▶ GIVEN RECORDS
☆ ☆ ☆ ☆ ☆ ☆ ☆
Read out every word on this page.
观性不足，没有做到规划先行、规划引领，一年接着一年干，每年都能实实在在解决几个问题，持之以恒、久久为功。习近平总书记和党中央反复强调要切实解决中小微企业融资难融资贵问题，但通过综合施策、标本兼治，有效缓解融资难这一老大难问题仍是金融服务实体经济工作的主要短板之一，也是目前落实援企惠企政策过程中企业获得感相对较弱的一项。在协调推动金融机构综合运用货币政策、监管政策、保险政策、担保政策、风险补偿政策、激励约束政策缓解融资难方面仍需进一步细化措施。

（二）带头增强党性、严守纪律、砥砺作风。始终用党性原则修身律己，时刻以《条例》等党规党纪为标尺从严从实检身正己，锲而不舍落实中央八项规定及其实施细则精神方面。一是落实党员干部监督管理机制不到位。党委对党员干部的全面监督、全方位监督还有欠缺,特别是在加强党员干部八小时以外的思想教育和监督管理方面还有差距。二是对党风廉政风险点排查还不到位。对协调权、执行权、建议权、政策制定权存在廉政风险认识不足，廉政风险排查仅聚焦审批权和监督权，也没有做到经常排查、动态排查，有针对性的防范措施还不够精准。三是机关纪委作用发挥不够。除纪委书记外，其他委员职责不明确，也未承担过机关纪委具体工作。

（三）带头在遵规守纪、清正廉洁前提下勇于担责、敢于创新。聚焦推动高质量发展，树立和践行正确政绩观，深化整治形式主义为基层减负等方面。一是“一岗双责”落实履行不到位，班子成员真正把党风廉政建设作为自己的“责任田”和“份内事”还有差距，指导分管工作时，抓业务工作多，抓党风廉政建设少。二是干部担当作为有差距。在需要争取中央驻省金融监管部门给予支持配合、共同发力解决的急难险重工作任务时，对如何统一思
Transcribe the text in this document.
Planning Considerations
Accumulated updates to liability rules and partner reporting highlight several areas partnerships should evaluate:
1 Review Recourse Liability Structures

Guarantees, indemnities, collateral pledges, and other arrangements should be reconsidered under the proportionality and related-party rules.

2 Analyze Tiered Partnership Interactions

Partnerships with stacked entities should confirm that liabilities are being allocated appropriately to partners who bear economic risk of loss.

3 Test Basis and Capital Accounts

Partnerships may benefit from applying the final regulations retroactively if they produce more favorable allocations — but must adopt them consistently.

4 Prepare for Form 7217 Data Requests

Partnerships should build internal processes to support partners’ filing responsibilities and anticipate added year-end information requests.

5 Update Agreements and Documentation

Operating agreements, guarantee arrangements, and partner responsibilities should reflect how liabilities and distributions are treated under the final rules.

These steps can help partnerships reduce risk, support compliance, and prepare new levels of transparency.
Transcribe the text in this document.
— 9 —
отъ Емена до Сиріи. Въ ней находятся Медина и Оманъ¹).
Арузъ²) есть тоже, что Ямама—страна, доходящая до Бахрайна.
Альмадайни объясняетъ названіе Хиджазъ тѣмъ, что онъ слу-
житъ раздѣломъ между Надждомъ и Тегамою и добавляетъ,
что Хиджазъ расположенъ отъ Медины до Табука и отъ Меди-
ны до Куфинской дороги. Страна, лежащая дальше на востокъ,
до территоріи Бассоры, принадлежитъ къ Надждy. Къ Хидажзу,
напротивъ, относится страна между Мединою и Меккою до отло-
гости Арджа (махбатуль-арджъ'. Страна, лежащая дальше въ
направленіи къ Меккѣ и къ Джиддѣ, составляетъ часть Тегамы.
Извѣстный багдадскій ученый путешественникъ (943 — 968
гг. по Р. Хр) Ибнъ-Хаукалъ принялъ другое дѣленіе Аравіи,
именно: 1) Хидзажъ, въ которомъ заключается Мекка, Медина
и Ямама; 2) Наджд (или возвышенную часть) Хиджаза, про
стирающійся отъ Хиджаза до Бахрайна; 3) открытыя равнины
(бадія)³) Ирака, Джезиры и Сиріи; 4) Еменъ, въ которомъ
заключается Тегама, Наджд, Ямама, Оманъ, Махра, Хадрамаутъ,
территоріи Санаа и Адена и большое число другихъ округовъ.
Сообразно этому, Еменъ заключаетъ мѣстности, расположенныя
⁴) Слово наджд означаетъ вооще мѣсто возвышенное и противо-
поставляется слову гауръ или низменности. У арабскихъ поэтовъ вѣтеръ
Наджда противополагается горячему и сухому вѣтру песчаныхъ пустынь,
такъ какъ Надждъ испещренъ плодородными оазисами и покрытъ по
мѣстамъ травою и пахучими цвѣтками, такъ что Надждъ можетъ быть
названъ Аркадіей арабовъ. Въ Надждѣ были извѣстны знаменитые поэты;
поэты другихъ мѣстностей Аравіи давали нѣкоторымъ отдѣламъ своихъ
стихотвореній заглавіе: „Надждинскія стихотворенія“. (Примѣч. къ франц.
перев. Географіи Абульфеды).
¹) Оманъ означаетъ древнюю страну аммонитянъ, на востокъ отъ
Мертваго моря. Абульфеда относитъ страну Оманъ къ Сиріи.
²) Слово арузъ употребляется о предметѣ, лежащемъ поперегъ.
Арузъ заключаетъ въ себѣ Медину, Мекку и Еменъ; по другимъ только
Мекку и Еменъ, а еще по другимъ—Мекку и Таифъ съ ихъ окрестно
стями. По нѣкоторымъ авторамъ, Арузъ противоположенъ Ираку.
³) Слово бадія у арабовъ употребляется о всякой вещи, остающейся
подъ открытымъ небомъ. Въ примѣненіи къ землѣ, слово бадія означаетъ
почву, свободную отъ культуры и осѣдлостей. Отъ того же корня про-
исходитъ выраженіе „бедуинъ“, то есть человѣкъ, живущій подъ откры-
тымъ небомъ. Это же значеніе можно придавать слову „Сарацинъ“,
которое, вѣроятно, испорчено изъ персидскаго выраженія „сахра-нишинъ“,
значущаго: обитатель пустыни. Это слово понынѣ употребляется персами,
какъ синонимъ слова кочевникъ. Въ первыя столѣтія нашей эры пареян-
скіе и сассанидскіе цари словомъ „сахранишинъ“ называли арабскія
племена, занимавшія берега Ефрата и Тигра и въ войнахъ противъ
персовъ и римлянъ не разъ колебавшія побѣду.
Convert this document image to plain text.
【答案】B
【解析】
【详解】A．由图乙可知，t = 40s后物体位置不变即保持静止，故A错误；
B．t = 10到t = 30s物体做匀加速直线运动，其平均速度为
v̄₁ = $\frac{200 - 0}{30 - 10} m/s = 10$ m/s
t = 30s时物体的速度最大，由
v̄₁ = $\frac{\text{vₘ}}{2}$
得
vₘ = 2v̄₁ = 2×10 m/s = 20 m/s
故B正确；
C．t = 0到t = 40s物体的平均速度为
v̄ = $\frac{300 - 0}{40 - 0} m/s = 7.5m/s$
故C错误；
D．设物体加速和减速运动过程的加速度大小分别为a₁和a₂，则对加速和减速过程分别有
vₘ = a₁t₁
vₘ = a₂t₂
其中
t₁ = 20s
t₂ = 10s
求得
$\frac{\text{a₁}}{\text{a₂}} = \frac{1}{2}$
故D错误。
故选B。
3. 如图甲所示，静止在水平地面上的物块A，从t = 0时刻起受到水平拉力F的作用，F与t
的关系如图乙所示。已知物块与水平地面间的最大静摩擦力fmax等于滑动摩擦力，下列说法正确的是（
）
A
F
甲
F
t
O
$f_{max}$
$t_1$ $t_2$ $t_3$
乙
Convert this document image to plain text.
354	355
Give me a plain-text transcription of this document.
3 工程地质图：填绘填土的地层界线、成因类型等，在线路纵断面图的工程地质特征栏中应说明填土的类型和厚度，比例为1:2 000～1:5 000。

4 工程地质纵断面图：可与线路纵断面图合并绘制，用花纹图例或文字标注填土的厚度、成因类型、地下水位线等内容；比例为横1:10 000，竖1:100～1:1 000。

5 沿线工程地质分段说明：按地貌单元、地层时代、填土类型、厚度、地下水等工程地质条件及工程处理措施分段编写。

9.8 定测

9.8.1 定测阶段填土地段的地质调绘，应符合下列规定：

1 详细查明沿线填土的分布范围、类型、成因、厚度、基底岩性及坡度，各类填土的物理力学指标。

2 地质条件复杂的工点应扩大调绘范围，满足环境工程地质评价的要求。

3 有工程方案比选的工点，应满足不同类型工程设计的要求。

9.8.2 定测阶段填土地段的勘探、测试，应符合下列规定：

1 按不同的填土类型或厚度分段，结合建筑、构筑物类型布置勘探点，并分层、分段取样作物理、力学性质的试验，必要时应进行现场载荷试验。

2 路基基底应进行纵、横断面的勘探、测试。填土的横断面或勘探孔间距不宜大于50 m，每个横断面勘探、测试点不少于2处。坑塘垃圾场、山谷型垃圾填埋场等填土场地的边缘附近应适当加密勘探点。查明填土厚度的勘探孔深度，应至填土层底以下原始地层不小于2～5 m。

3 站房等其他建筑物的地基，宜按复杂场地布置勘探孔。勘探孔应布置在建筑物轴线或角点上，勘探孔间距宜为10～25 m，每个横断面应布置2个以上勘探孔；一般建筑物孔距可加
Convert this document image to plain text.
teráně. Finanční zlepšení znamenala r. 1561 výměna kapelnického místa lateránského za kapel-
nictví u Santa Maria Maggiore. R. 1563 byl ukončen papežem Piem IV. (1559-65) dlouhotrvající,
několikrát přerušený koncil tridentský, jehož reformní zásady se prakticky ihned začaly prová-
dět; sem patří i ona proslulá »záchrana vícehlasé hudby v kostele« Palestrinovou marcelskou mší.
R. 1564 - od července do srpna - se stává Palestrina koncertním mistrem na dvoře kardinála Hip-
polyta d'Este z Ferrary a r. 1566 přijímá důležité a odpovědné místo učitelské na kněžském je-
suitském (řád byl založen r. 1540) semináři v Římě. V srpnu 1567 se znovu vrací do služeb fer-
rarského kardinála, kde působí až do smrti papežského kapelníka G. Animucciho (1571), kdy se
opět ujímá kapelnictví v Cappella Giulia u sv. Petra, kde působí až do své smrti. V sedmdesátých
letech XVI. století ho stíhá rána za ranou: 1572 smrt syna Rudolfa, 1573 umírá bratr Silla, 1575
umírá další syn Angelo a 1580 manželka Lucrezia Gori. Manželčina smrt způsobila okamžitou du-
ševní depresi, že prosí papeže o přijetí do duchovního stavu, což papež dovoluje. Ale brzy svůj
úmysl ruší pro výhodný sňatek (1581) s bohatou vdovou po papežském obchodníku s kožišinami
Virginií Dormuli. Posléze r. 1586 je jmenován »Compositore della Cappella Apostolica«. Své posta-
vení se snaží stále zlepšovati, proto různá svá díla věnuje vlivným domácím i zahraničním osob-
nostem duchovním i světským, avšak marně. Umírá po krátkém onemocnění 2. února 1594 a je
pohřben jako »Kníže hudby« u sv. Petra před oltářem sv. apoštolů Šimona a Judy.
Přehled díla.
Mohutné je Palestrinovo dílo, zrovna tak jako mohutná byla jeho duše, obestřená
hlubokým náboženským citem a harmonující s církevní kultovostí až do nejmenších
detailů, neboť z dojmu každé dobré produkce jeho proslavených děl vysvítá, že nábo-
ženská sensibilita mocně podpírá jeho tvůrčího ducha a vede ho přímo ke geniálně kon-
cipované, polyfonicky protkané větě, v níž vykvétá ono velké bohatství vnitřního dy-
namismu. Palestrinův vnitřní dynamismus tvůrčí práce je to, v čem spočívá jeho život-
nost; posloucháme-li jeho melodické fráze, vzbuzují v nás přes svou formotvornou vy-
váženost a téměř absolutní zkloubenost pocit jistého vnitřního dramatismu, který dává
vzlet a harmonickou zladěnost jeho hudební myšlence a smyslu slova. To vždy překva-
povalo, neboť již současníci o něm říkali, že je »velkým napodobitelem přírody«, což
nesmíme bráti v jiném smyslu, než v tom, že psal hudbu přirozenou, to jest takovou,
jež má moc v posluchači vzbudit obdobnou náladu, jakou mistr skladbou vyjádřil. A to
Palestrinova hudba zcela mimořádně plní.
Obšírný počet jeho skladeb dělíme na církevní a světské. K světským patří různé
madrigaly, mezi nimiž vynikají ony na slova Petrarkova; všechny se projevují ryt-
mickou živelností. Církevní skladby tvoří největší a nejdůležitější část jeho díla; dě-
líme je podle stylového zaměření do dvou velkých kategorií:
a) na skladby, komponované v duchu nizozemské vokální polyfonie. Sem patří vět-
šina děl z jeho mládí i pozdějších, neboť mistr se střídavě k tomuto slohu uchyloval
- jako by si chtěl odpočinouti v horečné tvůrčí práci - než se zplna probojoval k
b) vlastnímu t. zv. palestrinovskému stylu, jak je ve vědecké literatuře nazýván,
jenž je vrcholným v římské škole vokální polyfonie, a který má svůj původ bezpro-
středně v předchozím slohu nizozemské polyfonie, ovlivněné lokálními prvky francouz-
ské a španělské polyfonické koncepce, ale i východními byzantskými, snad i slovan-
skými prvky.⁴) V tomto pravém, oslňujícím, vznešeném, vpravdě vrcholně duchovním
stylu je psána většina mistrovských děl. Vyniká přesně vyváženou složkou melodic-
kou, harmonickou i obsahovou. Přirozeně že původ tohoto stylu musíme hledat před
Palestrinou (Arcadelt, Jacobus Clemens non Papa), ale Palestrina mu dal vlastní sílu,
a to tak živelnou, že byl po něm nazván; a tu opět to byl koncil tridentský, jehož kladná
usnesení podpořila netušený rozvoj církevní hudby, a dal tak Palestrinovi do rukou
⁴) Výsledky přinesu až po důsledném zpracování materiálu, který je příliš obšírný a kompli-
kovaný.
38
☆ ☆ ☆ ☆ ☆ ☆ ☆
▶ GIVEN EXERCISE
Find and count the lines of the data that include the string "arrangements", and report that figure by itself.

▶ OUTPUT FOR THIS TASK
2